# Brief
Search the data for the word "pháp" and copy every line where it occurs.

--- Start ---

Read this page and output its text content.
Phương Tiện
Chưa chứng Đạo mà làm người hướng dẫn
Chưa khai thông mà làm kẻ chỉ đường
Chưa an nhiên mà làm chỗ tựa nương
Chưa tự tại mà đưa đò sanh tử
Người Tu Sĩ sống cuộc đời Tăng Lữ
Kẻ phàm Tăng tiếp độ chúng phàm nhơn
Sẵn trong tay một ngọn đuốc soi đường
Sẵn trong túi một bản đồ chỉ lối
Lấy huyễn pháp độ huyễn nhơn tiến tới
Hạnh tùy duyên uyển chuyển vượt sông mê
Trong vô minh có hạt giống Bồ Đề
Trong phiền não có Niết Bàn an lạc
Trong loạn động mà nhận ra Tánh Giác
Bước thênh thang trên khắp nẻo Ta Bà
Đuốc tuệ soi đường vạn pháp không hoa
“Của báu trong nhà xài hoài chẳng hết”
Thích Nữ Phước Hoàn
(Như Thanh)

--- End ---
--- Start ---

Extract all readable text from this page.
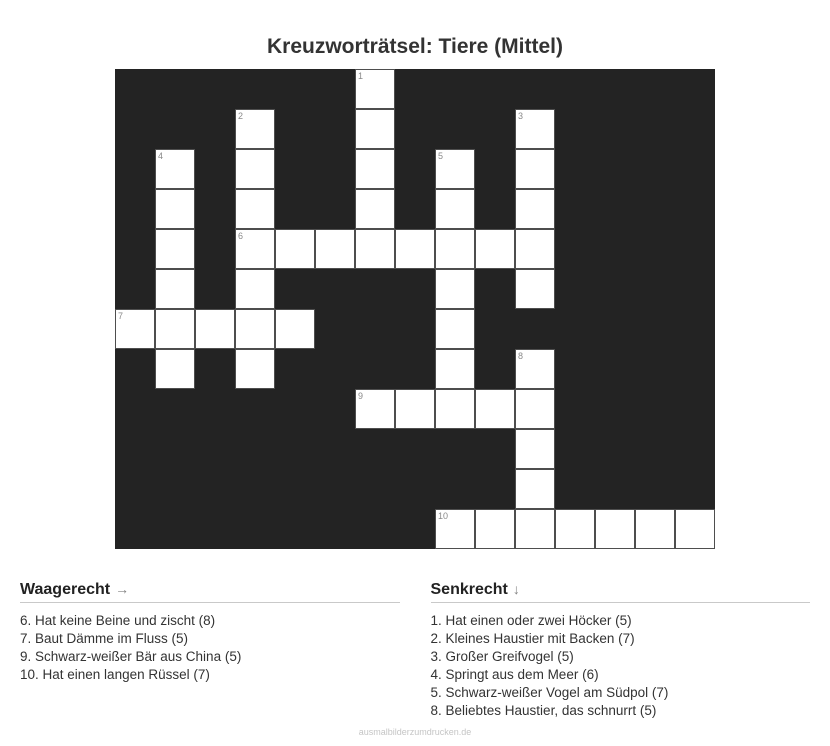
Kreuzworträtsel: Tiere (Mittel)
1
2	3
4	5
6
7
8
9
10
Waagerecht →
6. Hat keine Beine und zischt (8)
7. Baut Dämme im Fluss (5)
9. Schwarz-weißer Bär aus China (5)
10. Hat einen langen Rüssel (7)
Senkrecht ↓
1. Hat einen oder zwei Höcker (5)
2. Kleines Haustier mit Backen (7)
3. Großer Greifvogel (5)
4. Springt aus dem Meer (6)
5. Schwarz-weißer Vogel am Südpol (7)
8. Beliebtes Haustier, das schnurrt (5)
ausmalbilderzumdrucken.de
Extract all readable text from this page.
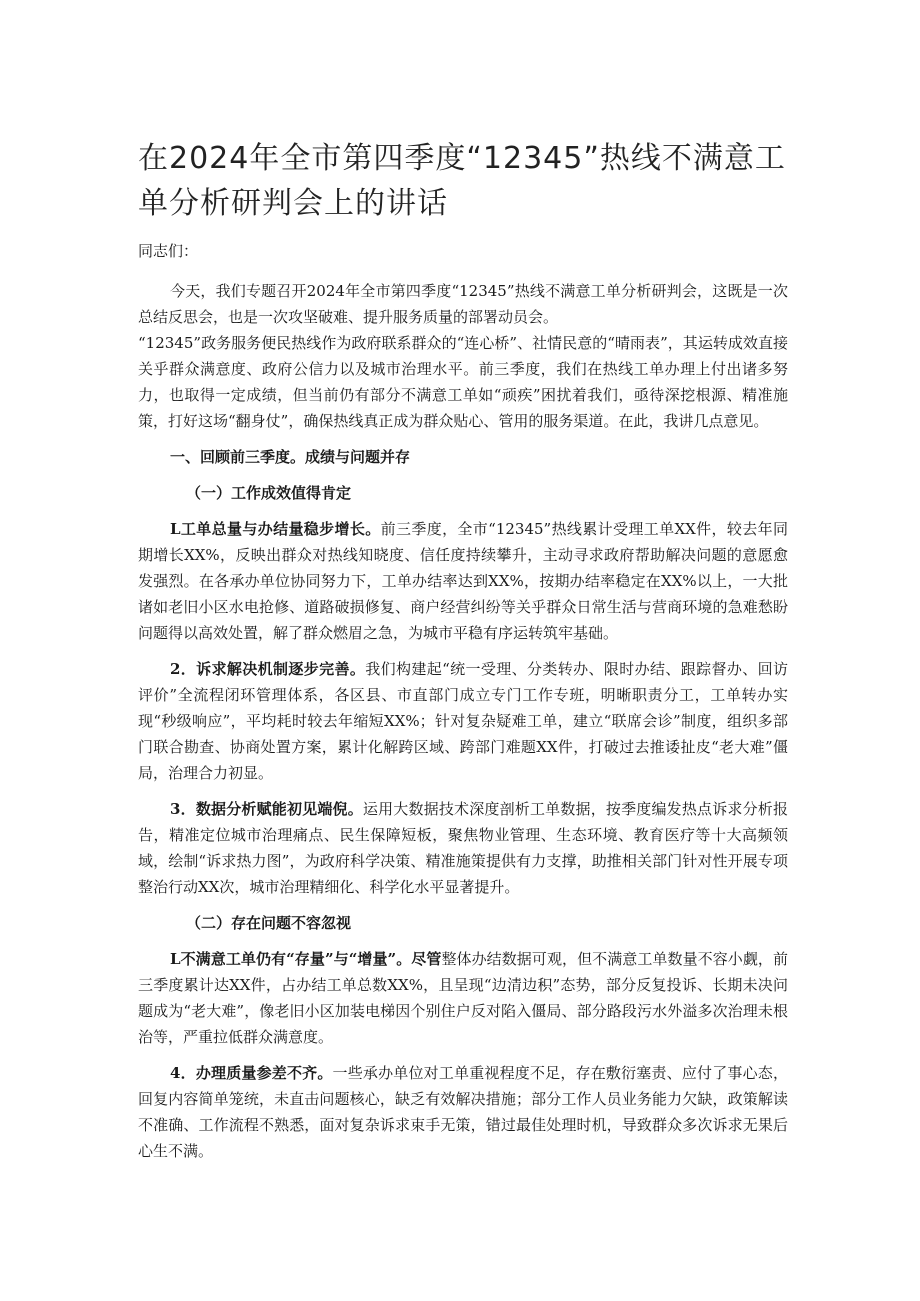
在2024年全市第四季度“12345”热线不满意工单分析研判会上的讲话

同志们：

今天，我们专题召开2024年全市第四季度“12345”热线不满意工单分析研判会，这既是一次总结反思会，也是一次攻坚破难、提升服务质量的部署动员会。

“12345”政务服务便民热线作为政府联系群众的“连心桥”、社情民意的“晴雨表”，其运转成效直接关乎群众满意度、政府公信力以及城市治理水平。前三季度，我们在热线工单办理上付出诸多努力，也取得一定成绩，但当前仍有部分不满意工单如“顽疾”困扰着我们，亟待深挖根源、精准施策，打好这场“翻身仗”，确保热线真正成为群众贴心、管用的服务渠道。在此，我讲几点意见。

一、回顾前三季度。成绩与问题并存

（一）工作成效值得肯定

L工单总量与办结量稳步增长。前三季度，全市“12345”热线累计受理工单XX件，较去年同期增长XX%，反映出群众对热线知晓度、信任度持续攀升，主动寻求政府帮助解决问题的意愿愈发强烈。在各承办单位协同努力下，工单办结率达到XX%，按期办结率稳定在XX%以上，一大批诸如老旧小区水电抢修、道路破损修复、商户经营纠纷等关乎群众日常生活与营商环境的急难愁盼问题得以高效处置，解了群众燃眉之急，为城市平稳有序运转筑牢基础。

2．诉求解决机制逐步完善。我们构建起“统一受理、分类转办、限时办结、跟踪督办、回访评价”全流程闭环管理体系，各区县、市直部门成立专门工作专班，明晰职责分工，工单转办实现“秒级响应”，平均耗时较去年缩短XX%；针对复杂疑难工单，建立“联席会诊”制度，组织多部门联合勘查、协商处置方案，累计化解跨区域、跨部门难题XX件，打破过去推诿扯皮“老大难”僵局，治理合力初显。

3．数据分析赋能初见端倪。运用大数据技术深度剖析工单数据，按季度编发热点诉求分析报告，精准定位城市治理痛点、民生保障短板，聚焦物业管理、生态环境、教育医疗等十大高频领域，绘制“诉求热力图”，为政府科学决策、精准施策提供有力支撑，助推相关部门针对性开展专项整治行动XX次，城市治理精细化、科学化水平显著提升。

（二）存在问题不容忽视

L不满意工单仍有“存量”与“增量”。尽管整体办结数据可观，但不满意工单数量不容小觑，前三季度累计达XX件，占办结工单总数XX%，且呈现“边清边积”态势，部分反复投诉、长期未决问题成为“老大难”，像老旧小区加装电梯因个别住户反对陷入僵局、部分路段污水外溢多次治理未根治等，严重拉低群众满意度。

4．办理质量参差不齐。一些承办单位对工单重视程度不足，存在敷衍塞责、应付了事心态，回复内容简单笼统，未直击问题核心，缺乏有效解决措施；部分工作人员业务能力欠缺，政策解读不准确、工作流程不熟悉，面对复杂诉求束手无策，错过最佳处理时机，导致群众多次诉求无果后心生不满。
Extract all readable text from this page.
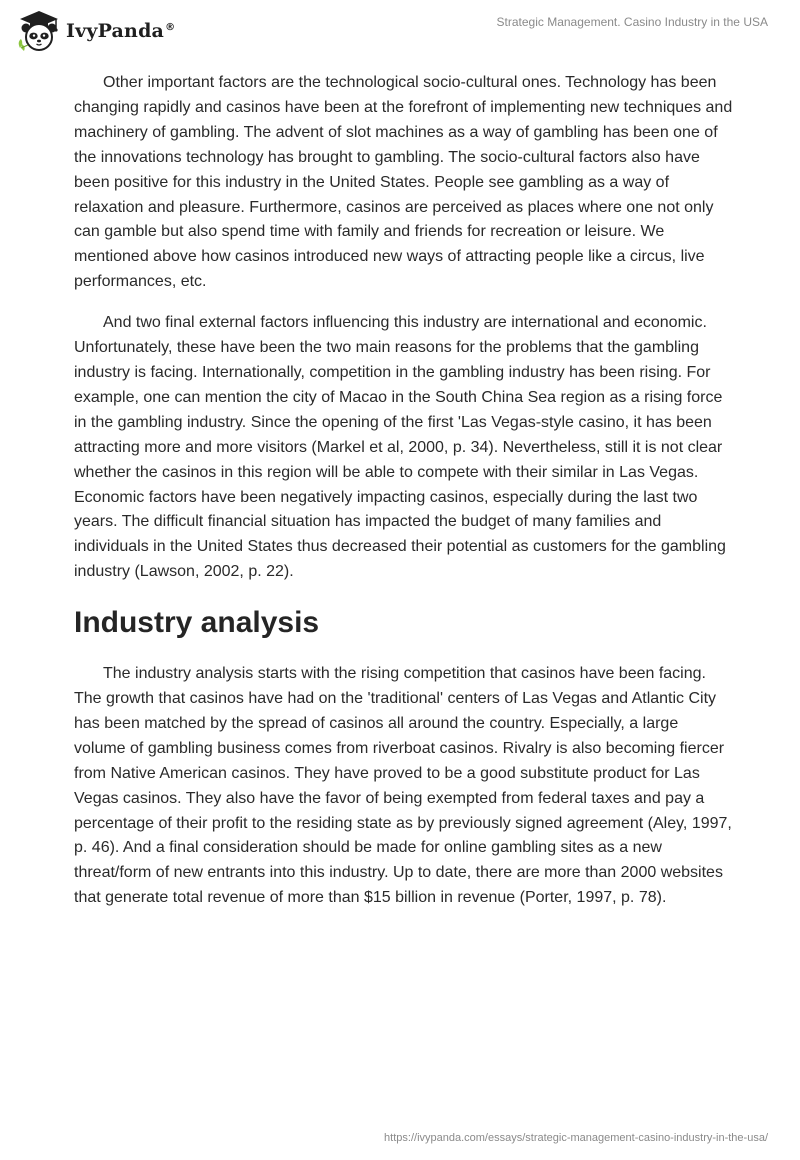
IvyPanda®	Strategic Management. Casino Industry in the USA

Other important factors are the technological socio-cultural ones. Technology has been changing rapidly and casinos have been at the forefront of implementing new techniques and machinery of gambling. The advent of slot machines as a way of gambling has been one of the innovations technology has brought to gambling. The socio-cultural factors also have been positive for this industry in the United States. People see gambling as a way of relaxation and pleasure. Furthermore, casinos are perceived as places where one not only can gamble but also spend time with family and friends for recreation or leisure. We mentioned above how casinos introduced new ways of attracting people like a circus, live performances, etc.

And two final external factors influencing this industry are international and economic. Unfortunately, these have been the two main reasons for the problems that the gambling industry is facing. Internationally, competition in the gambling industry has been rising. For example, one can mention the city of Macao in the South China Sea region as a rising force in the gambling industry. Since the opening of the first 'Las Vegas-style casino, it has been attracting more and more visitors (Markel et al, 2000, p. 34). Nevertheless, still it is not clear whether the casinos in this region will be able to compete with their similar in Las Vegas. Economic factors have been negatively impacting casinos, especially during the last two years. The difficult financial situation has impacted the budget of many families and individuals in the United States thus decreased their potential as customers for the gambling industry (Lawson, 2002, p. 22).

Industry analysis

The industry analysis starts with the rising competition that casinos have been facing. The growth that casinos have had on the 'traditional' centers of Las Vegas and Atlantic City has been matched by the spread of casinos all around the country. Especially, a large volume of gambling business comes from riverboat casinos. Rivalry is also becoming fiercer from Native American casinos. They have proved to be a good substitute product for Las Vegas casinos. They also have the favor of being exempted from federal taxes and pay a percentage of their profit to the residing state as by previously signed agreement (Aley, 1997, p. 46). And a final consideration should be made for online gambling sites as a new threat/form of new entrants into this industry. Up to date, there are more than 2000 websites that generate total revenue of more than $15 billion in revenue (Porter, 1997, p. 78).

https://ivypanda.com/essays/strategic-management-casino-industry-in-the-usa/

--- End ---
--- Start ---

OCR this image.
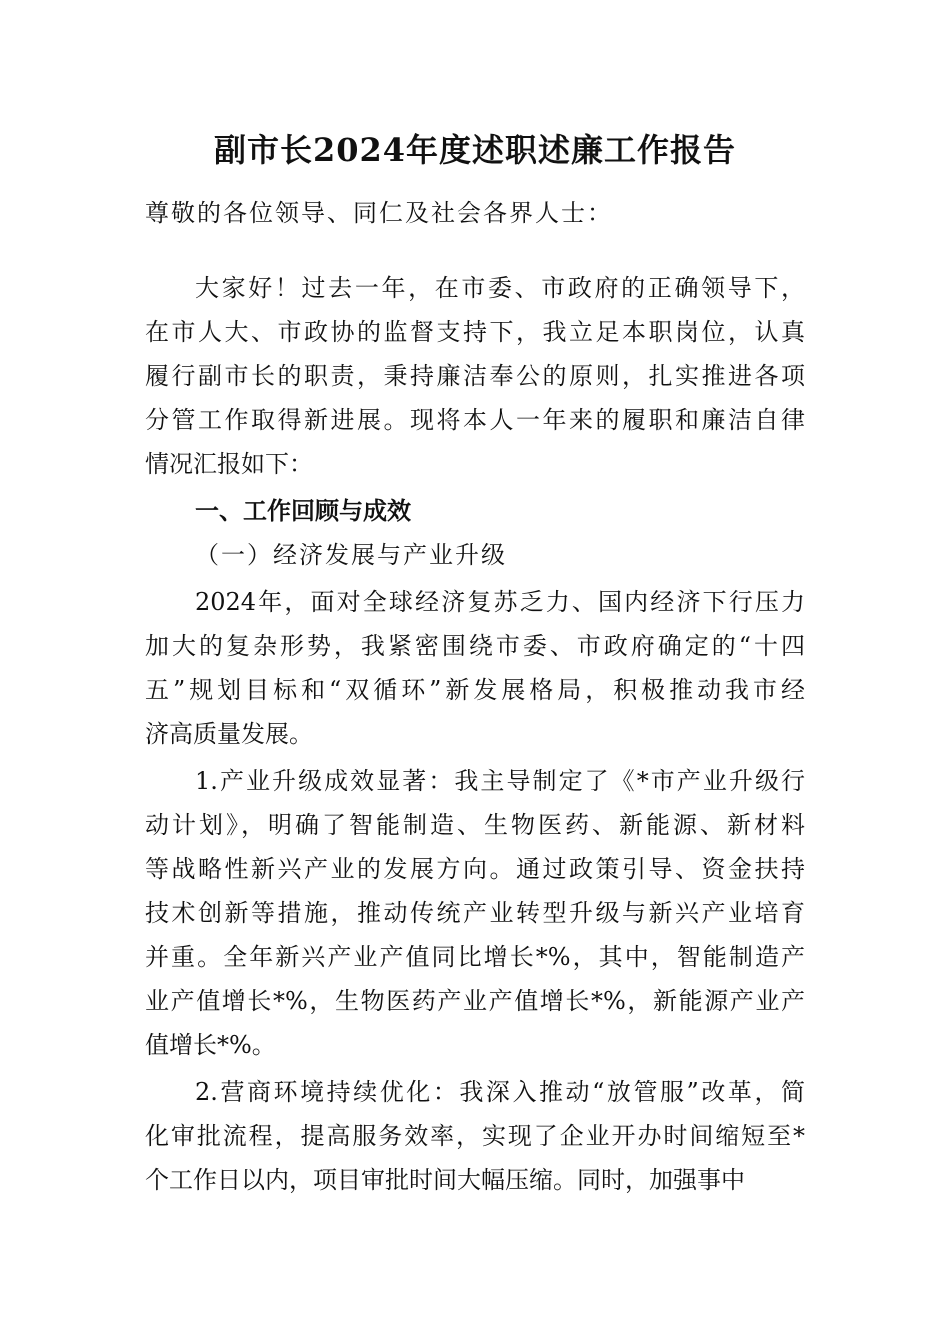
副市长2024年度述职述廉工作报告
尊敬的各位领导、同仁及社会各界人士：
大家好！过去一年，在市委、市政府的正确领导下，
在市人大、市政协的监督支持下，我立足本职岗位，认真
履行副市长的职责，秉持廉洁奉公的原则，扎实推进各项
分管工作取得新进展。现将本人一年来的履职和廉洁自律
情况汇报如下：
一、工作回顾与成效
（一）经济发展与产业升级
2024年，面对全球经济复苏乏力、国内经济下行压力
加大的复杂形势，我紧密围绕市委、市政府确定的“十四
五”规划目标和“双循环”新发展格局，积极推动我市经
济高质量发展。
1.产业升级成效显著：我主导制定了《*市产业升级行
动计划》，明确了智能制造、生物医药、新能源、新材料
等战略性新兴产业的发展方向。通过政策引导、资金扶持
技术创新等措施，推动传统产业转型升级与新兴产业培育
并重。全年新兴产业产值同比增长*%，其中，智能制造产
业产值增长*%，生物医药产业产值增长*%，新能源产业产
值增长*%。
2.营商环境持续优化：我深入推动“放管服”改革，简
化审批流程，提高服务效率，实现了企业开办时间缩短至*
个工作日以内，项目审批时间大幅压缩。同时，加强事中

--- End ---

# Correct result
Lấy huyễn pháp độ huyễn nhơn tiến tới
Đuốc tuệ soi đường vạn pháp không hoa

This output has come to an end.